### Available records
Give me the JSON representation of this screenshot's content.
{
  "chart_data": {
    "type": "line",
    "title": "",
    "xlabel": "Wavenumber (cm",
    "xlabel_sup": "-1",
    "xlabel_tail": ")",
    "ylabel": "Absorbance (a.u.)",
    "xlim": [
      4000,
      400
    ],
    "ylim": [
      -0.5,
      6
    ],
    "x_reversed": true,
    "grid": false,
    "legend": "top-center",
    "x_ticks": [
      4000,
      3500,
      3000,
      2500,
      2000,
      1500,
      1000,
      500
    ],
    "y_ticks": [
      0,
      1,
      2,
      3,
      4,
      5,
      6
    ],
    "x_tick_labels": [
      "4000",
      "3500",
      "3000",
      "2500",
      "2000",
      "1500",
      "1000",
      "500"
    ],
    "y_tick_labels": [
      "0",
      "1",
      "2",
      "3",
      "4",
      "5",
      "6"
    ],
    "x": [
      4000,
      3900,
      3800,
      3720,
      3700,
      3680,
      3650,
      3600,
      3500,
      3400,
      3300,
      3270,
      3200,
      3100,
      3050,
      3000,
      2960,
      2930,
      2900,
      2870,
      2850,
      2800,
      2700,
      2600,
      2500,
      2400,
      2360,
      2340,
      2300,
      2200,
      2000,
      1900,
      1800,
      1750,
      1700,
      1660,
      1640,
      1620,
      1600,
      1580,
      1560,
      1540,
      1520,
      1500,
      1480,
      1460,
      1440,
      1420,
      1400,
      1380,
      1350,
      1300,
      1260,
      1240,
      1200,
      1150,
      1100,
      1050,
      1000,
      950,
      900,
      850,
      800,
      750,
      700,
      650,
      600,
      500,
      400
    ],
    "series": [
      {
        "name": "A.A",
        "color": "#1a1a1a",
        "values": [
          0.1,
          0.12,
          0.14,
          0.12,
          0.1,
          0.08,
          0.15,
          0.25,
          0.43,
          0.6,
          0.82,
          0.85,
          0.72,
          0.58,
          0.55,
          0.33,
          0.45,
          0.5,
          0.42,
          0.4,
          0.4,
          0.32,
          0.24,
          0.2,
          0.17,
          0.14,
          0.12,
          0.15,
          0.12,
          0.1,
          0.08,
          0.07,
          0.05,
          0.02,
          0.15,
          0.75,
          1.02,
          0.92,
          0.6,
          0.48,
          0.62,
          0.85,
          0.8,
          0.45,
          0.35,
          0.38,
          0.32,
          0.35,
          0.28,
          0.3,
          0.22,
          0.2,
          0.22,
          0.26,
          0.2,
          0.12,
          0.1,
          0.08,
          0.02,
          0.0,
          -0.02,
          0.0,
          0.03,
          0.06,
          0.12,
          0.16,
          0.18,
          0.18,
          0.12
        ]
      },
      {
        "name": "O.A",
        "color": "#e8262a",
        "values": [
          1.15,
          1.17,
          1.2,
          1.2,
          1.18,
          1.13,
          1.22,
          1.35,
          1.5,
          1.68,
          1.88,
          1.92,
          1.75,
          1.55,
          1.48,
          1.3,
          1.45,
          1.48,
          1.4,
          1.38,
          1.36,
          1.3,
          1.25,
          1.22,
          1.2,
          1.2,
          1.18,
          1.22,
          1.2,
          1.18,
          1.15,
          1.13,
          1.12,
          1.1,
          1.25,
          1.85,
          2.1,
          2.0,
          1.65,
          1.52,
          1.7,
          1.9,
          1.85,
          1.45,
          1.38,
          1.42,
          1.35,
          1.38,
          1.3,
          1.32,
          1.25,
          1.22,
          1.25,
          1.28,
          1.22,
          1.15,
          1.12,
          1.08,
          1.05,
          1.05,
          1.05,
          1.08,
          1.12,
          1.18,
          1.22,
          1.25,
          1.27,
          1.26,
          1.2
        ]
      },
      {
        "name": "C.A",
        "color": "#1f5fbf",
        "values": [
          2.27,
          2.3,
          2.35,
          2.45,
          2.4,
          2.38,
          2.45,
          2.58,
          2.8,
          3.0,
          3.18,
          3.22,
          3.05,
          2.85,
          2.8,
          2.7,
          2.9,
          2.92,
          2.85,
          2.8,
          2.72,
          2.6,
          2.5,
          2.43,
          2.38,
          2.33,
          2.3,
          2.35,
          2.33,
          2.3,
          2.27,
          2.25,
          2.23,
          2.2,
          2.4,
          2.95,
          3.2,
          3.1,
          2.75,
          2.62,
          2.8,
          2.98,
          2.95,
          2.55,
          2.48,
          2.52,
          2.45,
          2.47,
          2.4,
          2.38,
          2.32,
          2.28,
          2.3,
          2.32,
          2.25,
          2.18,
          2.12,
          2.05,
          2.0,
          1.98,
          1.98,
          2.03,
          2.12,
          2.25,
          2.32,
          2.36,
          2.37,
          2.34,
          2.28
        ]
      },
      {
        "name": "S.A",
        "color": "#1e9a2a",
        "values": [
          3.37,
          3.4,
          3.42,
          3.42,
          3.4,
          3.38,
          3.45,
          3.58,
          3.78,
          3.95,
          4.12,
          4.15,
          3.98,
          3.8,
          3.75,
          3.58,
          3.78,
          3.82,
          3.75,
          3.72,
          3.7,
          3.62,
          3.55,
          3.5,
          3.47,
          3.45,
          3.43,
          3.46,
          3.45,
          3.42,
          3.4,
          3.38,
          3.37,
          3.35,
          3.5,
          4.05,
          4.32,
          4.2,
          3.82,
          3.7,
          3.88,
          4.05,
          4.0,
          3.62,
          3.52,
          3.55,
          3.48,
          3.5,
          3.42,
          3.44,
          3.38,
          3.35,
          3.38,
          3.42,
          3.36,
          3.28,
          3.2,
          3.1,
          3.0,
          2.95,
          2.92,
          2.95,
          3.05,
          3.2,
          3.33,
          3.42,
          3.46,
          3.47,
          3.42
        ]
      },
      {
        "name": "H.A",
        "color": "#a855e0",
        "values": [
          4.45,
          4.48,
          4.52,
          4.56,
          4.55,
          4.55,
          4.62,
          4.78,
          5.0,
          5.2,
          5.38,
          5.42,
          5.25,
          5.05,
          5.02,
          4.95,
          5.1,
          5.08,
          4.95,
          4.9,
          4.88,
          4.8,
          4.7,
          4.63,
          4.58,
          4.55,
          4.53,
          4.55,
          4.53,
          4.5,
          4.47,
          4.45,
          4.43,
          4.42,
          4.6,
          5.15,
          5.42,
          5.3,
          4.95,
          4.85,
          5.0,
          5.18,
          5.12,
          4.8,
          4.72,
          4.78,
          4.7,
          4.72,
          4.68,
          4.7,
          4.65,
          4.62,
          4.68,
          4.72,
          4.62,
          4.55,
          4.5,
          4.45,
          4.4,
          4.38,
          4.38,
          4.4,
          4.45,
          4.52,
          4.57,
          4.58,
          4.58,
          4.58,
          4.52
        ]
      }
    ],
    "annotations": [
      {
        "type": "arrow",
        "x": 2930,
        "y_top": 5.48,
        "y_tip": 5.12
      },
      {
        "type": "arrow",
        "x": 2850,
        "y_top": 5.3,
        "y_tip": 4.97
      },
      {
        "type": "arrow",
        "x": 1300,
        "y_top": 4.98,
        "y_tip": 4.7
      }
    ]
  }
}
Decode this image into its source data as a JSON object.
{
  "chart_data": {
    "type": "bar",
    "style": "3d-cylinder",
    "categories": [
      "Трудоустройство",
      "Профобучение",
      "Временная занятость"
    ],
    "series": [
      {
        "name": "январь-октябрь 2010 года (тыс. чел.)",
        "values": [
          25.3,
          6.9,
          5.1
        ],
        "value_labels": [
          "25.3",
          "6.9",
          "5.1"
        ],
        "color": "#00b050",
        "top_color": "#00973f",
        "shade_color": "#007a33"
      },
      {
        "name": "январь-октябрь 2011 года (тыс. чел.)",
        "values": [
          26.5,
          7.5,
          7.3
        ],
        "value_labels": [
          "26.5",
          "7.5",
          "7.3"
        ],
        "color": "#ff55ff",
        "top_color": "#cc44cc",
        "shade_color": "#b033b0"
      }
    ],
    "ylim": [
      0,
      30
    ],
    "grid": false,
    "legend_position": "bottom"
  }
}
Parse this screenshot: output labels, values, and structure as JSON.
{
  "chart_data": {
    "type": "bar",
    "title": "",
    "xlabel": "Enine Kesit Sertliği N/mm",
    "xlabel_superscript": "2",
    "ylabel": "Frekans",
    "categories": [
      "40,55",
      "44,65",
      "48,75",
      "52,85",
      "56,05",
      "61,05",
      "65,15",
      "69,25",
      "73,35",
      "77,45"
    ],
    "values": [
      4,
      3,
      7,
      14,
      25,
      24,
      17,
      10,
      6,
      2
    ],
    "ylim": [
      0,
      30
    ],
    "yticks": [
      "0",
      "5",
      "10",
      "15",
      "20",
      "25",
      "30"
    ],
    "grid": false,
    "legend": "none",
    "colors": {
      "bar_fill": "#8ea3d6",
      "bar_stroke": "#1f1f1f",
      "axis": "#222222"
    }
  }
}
---
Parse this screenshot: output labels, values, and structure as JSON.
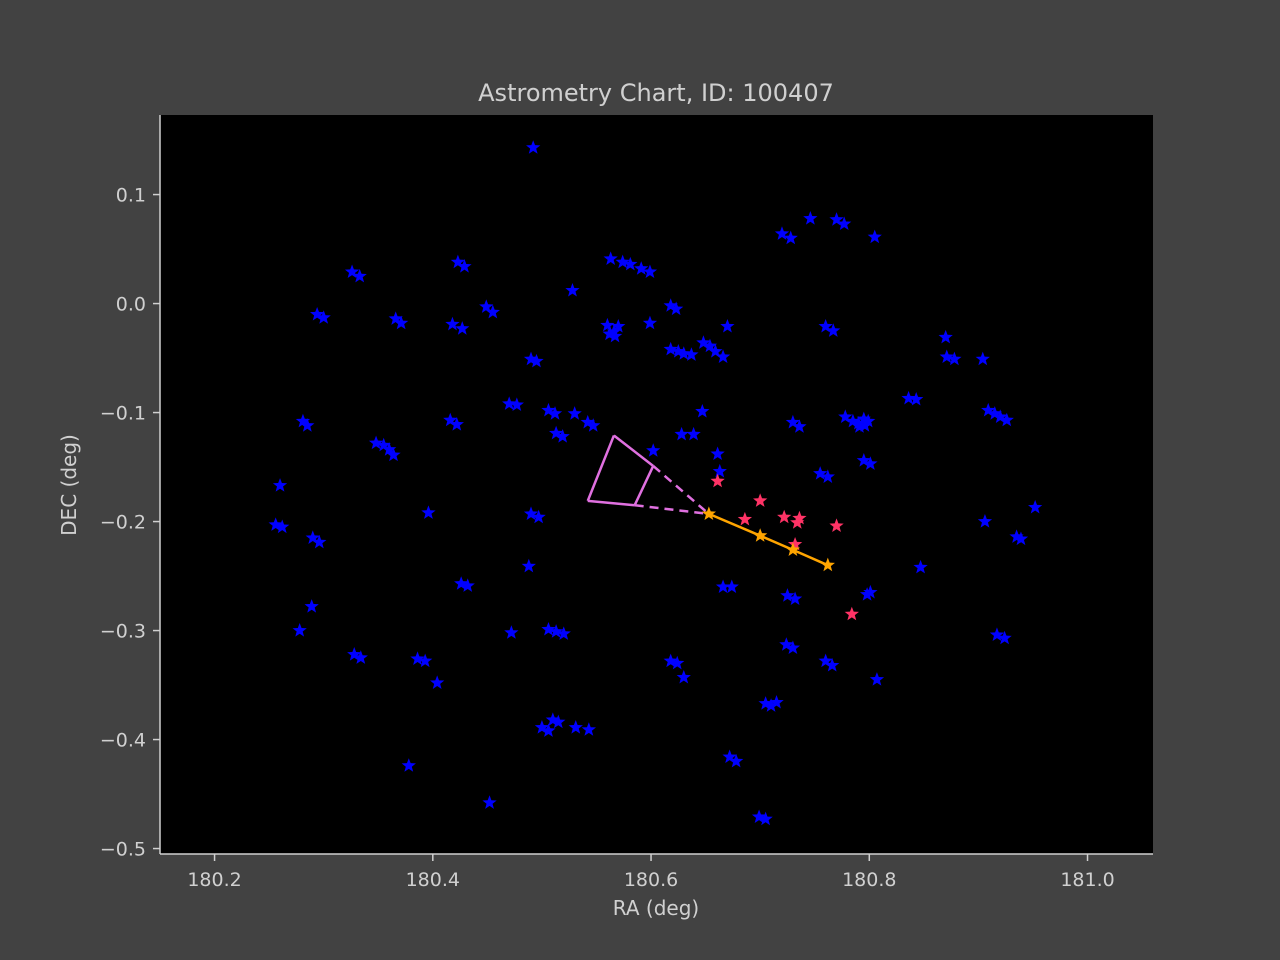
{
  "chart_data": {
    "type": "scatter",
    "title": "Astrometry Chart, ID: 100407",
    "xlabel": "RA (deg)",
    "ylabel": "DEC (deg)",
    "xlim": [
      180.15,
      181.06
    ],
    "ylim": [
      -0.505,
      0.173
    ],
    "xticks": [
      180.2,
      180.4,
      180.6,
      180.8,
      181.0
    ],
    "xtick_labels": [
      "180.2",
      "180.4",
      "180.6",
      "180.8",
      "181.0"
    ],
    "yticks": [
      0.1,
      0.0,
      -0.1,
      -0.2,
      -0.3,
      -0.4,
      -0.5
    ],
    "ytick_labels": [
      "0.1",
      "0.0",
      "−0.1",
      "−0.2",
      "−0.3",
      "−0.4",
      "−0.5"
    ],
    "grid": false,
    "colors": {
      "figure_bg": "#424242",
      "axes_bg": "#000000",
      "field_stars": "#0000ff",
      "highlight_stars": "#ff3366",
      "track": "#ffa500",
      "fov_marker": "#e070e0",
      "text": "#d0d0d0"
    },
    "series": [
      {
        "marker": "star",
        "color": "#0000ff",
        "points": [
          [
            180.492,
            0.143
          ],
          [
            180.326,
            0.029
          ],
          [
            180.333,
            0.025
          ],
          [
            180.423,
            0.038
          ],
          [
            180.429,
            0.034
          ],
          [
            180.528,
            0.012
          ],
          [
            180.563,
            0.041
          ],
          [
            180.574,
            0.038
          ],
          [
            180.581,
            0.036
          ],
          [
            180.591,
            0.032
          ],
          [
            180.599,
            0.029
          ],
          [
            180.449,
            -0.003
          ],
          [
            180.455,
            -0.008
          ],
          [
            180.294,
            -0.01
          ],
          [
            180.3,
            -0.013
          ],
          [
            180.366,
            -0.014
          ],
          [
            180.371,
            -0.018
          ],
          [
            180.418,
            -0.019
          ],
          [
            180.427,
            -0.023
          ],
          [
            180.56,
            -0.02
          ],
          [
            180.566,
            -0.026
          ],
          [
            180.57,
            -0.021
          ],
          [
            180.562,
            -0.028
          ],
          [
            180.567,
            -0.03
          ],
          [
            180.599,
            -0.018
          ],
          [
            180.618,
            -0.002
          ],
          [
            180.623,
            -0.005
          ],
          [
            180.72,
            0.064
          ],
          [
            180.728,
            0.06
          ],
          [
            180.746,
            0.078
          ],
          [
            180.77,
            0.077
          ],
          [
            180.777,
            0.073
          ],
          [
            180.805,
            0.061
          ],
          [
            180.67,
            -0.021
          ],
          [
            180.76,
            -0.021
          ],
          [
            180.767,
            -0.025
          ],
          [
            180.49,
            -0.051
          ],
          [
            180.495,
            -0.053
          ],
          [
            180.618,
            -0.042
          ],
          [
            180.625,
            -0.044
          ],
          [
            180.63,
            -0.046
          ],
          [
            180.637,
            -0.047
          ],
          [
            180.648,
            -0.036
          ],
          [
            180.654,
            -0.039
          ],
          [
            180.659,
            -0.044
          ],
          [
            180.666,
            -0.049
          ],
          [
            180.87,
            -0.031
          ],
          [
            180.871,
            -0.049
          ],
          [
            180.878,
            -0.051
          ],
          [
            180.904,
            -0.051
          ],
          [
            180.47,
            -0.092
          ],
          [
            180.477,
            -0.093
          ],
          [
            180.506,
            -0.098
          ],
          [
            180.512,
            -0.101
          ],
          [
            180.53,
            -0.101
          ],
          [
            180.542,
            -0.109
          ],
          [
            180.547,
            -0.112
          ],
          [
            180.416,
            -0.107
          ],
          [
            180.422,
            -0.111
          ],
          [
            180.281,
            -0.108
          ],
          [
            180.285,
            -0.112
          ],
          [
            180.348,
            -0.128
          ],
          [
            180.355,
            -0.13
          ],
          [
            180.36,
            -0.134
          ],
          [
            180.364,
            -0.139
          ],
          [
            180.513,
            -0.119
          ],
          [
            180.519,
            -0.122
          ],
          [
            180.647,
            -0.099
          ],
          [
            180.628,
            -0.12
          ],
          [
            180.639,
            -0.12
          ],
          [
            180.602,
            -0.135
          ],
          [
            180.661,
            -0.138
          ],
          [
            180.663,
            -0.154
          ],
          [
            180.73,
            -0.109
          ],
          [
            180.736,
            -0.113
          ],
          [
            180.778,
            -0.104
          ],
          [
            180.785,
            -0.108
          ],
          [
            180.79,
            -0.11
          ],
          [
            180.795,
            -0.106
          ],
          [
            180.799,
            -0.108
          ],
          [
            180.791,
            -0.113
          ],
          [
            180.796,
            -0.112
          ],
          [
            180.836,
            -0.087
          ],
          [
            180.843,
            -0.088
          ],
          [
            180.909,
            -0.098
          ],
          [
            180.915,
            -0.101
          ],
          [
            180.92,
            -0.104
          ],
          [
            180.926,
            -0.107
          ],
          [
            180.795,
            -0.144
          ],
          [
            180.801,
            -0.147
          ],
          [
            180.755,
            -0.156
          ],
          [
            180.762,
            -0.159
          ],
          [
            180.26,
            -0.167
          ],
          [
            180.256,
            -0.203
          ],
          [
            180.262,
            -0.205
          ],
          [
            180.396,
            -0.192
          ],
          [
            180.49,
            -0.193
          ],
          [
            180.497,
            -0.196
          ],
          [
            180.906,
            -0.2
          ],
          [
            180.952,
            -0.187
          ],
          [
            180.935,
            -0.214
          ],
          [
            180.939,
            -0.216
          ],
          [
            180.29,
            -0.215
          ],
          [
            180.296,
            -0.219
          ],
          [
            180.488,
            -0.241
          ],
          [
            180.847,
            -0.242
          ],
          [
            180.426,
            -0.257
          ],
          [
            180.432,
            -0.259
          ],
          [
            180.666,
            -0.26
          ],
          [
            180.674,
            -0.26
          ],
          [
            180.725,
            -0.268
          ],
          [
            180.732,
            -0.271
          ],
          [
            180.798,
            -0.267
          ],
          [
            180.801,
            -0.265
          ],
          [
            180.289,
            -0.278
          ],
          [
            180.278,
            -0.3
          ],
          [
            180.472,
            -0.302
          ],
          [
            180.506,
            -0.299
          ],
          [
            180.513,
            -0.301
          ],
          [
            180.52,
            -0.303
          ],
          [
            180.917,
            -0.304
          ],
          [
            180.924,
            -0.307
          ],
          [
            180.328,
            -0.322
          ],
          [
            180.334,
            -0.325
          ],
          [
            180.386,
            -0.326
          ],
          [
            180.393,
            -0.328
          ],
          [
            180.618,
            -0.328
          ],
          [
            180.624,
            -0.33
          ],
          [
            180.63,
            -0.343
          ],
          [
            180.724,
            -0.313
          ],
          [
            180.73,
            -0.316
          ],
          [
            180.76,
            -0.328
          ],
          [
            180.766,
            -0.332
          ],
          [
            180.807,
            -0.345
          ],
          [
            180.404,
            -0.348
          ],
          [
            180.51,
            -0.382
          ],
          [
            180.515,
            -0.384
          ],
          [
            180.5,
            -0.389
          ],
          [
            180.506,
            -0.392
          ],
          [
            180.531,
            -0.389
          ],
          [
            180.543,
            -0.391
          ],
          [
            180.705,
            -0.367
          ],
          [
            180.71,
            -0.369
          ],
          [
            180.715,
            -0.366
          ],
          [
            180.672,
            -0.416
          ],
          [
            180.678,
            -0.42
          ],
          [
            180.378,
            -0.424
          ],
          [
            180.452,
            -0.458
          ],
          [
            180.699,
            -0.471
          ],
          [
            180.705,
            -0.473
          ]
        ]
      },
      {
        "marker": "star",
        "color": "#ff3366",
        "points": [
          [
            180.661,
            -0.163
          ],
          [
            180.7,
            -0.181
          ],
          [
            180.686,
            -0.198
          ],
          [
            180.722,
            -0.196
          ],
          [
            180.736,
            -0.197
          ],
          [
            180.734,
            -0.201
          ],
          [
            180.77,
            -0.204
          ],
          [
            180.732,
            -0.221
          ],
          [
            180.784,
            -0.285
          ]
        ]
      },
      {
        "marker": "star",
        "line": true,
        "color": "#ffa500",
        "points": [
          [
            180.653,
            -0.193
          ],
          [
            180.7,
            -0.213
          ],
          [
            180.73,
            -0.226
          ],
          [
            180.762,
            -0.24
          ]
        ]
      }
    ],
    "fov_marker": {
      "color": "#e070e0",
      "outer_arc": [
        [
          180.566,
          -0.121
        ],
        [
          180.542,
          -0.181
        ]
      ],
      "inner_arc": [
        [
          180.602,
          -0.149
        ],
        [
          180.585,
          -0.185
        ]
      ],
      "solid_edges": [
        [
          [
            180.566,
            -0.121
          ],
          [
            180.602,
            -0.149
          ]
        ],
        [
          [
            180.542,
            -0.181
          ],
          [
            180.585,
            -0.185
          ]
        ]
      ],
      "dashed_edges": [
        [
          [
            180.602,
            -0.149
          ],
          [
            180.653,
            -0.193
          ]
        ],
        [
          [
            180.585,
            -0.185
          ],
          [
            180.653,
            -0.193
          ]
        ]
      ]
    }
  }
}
==
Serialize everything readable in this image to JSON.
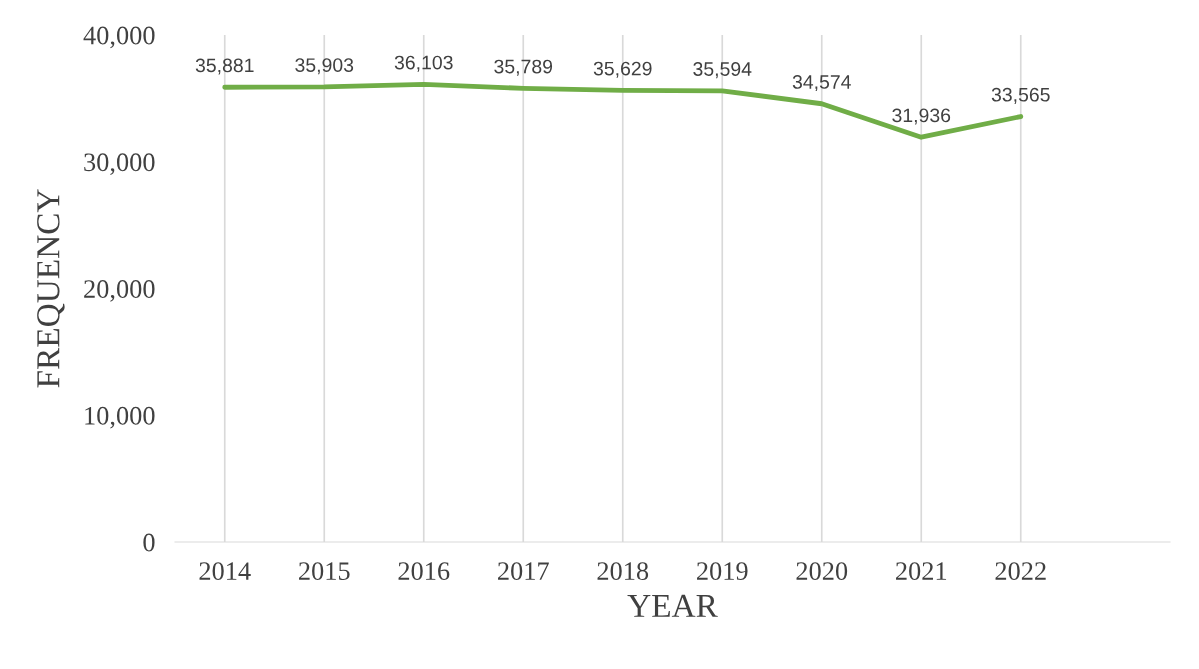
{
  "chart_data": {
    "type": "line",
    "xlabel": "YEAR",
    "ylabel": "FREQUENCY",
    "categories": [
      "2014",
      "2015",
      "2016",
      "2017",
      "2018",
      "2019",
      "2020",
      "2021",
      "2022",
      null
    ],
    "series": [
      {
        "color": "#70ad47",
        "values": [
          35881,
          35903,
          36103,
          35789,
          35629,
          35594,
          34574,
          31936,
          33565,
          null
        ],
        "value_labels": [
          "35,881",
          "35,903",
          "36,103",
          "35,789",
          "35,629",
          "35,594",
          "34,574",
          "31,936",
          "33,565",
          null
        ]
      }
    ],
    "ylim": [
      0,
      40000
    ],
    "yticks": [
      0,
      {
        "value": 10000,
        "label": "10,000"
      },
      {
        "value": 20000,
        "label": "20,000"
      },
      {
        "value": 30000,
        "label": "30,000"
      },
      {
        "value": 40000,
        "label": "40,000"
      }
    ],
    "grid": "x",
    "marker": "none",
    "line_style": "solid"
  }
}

### Prompt
Look above for every line with the word "октябрь" and copy it.

### Answer
        "name": "январь-октябрь 2010 года (тыс. чел.)",
        "name": "январь-октябрь 2011 года (тыс. чел.)",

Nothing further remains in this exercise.